▸ WHAT TO WORK ON
What follows is a set of entries. Repeat them exactly, but not their pictures.

▸ SOURCE MATERIAL
[Start]
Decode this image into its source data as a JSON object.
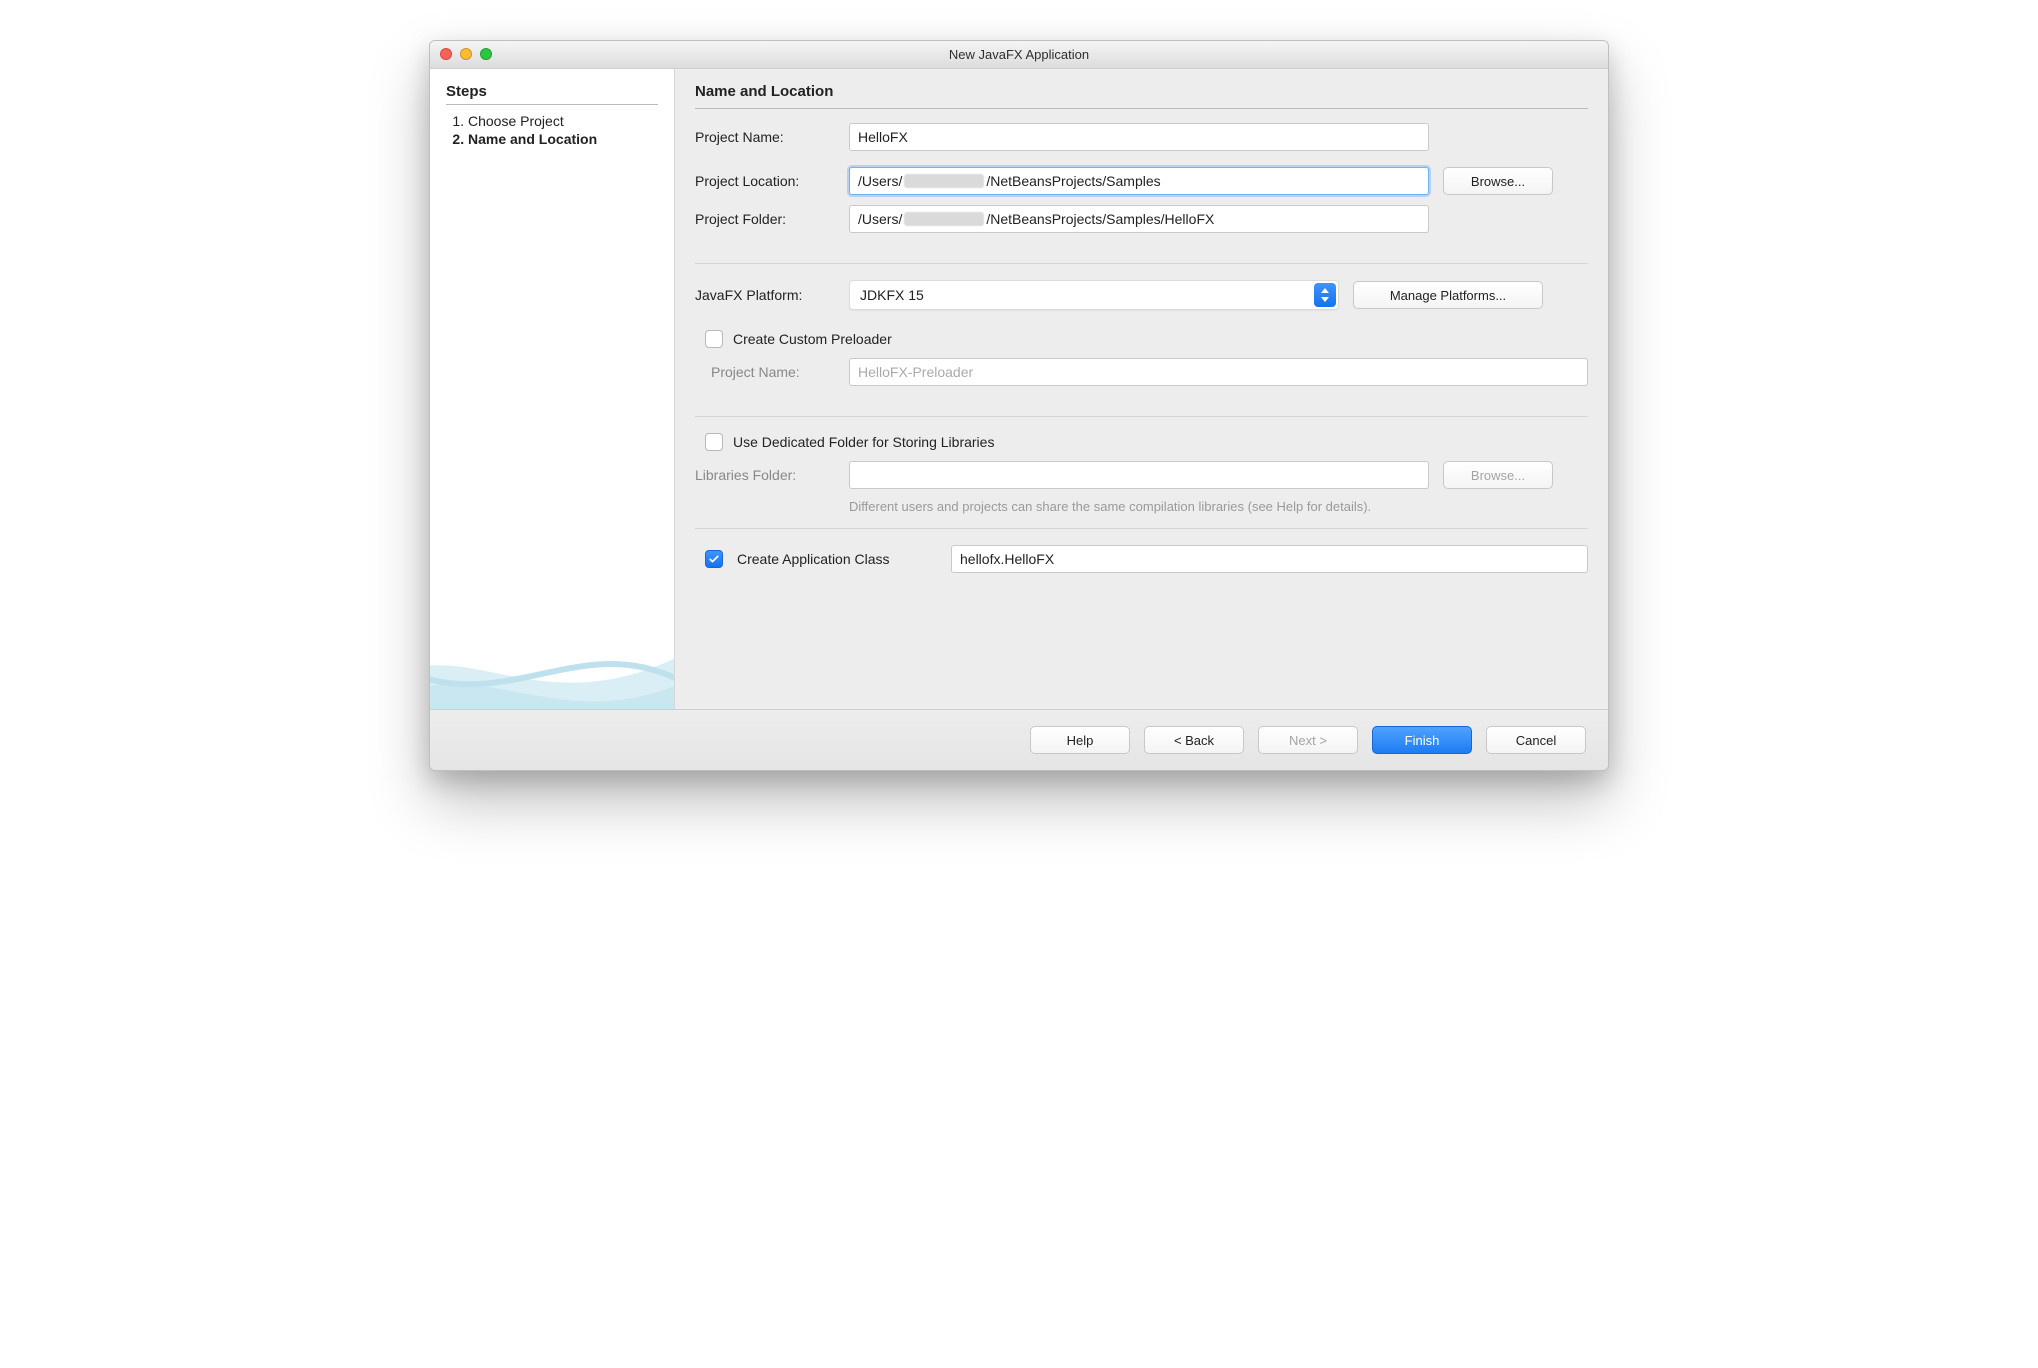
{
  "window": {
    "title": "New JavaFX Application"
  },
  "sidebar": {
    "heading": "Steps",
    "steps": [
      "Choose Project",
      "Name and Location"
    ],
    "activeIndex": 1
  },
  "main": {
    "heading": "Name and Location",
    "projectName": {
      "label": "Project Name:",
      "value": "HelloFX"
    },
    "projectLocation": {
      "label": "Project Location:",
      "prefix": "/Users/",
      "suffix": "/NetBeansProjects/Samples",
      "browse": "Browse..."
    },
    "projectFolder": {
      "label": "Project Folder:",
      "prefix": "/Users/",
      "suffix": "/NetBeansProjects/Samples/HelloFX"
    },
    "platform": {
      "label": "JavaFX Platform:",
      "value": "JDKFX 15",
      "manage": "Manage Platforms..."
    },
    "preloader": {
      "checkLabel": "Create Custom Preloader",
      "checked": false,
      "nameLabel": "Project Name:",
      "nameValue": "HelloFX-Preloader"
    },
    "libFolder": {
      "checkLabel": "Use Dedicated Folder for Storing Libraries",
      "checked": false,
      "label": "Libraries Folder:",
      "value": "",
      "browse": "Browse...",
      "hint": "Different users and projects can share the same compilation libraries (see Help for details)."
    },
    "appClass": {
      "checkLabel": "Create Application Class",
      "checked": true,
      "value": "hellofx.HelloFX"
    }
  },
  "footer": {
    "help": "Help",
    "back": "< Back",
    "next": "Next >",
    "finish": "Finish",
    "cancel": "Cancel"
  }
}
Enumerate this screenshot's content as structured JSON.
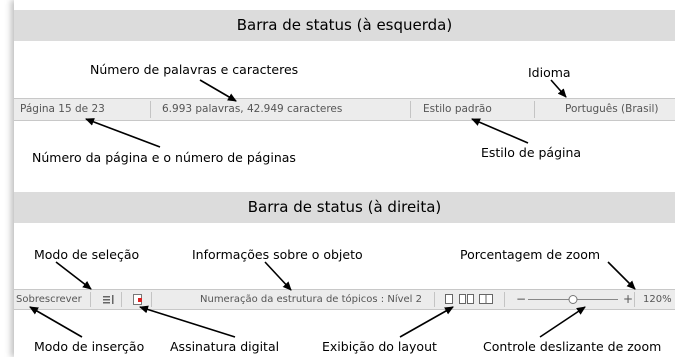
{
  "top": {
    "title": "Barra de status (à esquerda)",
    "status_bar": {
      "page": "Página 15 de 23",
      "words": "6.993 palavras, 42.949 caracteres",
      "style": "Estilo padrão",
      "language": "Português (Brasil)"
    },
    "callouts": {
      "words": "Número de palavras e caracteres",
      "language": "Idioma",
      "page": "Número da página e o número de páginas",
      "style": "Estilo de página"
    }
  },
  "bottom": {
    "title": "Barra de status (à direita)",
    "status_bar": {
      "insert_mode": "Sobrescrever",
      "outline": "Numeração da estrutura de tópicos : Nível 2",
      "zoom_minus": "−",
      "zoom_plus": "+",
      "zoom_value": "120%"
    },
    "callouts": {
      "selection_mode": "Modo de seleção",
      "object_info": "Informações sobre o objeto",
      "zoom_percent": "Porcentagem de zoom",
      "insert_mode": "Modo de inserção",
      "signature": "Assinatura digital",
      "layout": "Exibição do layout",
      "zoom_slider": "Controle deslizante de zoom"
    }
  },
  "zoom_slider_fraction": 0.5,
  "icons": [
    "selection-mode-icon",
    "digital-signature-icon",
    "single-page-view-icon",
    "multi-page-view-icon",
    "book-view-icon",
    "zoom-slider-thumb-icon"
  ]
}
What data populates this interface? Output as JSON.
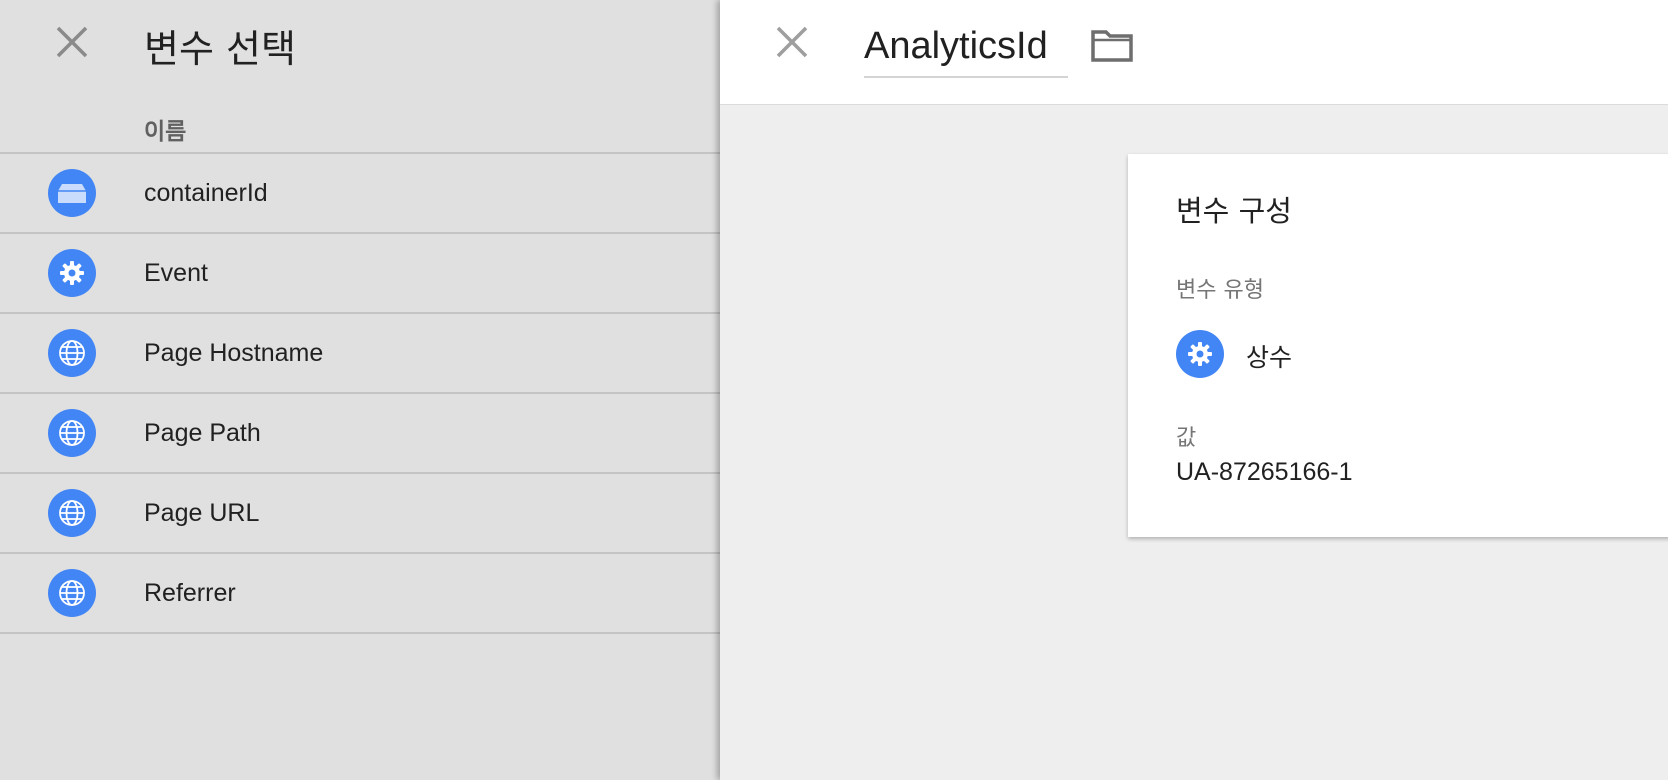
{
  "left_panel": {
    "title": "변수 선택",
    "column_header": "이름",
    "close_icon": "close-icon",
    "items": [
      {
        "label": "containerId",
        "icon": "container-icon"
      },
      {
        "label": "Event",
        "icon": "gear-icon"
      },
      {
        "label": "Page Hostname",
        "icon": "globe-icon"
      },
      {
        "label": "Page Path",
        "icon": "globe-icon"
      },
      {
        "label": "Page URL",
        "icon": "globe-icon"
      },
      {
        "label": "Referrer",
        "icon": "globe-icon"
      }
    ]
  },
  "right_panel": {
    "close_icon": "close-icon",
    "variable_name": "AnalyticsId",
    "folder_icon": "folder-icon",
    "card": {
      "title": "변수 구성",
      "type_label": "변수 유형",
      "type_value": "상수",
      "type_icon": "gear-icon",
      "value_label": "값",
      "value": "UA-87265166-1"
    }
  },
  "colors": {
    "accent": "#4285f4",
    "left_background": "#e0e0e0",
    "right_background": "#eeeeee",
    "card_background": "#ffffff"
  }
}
[End]
▸ TASK RESULT
Decode this image into its source data as a JSON object.
{
  "window": {
    "title": "New JavaFX Application"
  },
  "sidebar": {
    "heading": "Steps",
    "steps": [
      "Choose Project",
      "Name and Location"
    ],
    "activeIndex": 1
  },
  "main": {
    "heading": "Name and Location",
    "projectName": {
      "label": "Project Name:",
      "value": "HelloFX"
    },
    "projectLocation": {
      "label": "Project Location:",
      "prefix": "/Users/",
      "suffix": "/NetBeansProjects/Samples",
      "browse": "Browse..."
    },
    "projectFolder": {
      "label": "Project Folder:",
      "prefix": "/Users/",
      "suffix": "/NetBeansProjects/Samples/HelloFX"
    },
    "platform": {
      "label": "JavaFX Platform:",
      "value": "JDKFX 15",
      "manage": "Manage Platforms..."
    },
    "preloader": {
      "checkLabel": "Create Custom Preloader",
      "checked": false,
      "nameLabel": "Project Name:",
      "nameValue": "HelloFX-Preloader"
    },
    "libFolder": {
      "checkLabel": "Use Dedicated Folder for Storing Libraries",
      "checked": false,
      "label": "Libraries Folder:",
      "value": "",
      "browse": "Browse...",
      "hint": "Different users and projects can share the same compilation libraries (see Help for details)."
    },
    "appClass": {
      "checkLabel": "Create Application Class",
      "checked": true,
      "value": "hellofx.HelloFX"
    }
  },
  "footer": {
    "help": "Help",
    "back": "< Back",
    "next": "Next >",
    "finish": "Finish",
    "cancel": "Cancel"
  }
}
Enumerate this screenshot's content as structured JSON.
{
  "top": {
    "title": "Barra de status (à esquerda)",
    "status_bar": {
      "page": "Página 15 de 23",
      "words": "6.993 palavras, 42.949 caracteres",
      "style": "Estilo padrão",
      "language": "Português (Brasil)"
    },
    "callouts": {
      "words": "Número de palavras e caracteres",
      "language": "Idioma",
      "page": "Número da página e o número de páginas",
      "style": "Estilo de página"
    }
  },
  "bottom": {
    "title": "Barra de status (à direita)",
    "status_bar": {
      "insert_mode": "Sobrescrever",
      "outline": "Numeração da estrutura de tópicos : Nível 2",
      "zoom_minus": "−",
      "zoom_plus": "+",
      "zoom_value": "120%"
    },
    "callouts": {
      "selection_mode": "Modo de seleção",
      "object_info": "Informações sobre o objeto",
      "zoom_percent": "Porcentagem de zoom",
      "insert_mode": "Modo de inserção",
      "signature": "Assinatura digital",
      "layout": "Exibição do layout",
      "zoom_slider": "Controle deslizante de zoom"
    }
  },
  "zoom_slider_fraction": 0.5,
  "icons": [
    "selection-mode-icon",
    "digital-signature-icon",
    "single-page-view-icon",
    "multi-page-view-icon",
    "book-view-icon",
    "zoom-slider-thumb-icon"
  ]
}
What data populates this interface? Output as JSON.
{
  "left_panel": {
    "title": "변수 선택",
    "column_header": "이름",
    "close_icon": "close-icon",
    "items": [
      {
        "label": "containerId",
        "icon": "container-icon"
      },
      {
        "label": "Event",
        "icon": "gear-icon"
      },
      {
        "label": "Page Hostname",
        "icon": "globe-icon"
      },
      {
        "label": "Page Path",
        "icon": "globe-icon"
      },
      {
        "label": "Page URL",
        "icon": "globe-icon"
      },
      {
        "label": "Referrer",
        "icon": "globe-icon"
      }
    ]
  },
  "right_panel": {
    "close_icon": "close-icon",
    "variable_name": "AnalyticsId",
    "folder_icon": "folder-icon",
    "card": {
      "title": "변수 구성",
      "type_label": "변수 유형",
      "type_value": "상수",
      "type_icon": "gear-icon",
      "value_label": "값",
      "value": "UA-87265166-1"
    }
  },
  "colors": {
    "accent": "#4285f4",
    "left_background": "#e0e0e0",
    "right_background": "#eeeeee",
    "card_background": "#ffffff"
  }
}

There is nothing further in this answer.